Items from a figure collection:

[start]

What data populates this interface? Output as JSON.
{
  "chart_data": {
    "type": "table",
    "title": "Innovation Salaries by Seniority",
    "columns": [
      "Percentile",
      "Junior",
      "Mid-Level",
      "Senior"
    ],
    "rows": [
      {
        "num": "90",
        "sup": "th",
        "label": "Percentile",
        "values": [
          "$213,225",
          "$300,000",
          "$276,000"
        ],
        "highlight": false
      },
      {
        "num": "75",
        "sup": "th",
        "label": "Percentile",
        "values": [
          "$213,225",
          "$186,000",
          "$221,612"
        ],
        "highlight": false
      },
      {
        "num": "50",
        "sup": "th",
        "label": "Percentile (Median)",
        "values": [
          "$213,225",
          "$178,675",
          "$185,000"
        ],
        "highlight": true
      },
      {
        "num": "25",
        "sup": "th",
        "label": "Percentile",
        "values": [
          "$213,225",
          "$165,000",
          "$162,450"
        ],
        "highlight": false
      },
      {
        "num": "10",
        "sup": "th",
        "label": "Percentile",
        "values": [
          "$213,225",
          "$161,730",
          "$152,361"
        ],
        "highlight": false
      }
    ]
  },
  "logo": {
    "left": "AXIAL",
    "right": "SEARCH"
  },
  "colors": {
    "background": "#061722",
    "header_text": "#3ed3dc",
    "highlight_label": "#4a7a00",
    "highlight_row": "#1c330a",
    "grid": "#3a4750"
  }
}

[end]

■ **What this task involves**
Copy out all of the records above with nothing altered.

■ **Solution for this problem**
What data populates this interface? Output as JSON.
{
  "chart_data": {
    "type": "table",
    "title": "Innovation Salaries by Seniority",
    "columns": [
      "Percentile",
      "Junior",
      "Mid-Level",
      "Senior"
    ],
    "rows": [
      {
        "num": "90",
        "sup": "th",
        "label": "Percentile",
        "values": [
          "$213,225",
          "$300,000",
          "$276,000"
        ],
        "highlight": false
      },
      {
        "num": "75",
        "sup": "th",
        "label": "Percentile",
        "values": [
          "$213,225",
          "$186,000",
          "$221,612"
        ],
        "highlight": false
      },
      {
        "num": "50",
        "sup": "th",
        "label": "Percentile (Median)",
        "values": [
          "$213,225",
          "$178,675",
          "$185,000"
        ],
        "highlight": true
      },
      {
        "num": "25",
        "sup": "th",
        "label": "Percentile",
        "values": [
          "$213,225",
          "$165,000",
          "$162,450"
        ],
        "highlight": false
      },
      {
        "num": "10",
        "sup": "th",
        "label": "Percentile",
        "values": [
          "$213,225",
          "$161,730",
          "$152,361"
        ],
        "highlight": false
      }
    ]
  },
  "logo": {
    "left": "AXIAL",
    "right": "SEARCH"
  },
  "colors": {
    "background": "#061722",
    "header_text": "#3ed3dc",
    "highlight_label": "#4a7a00",
    "highlight_row": "#1c330a",
    "grid": "#3a4750"
  }
}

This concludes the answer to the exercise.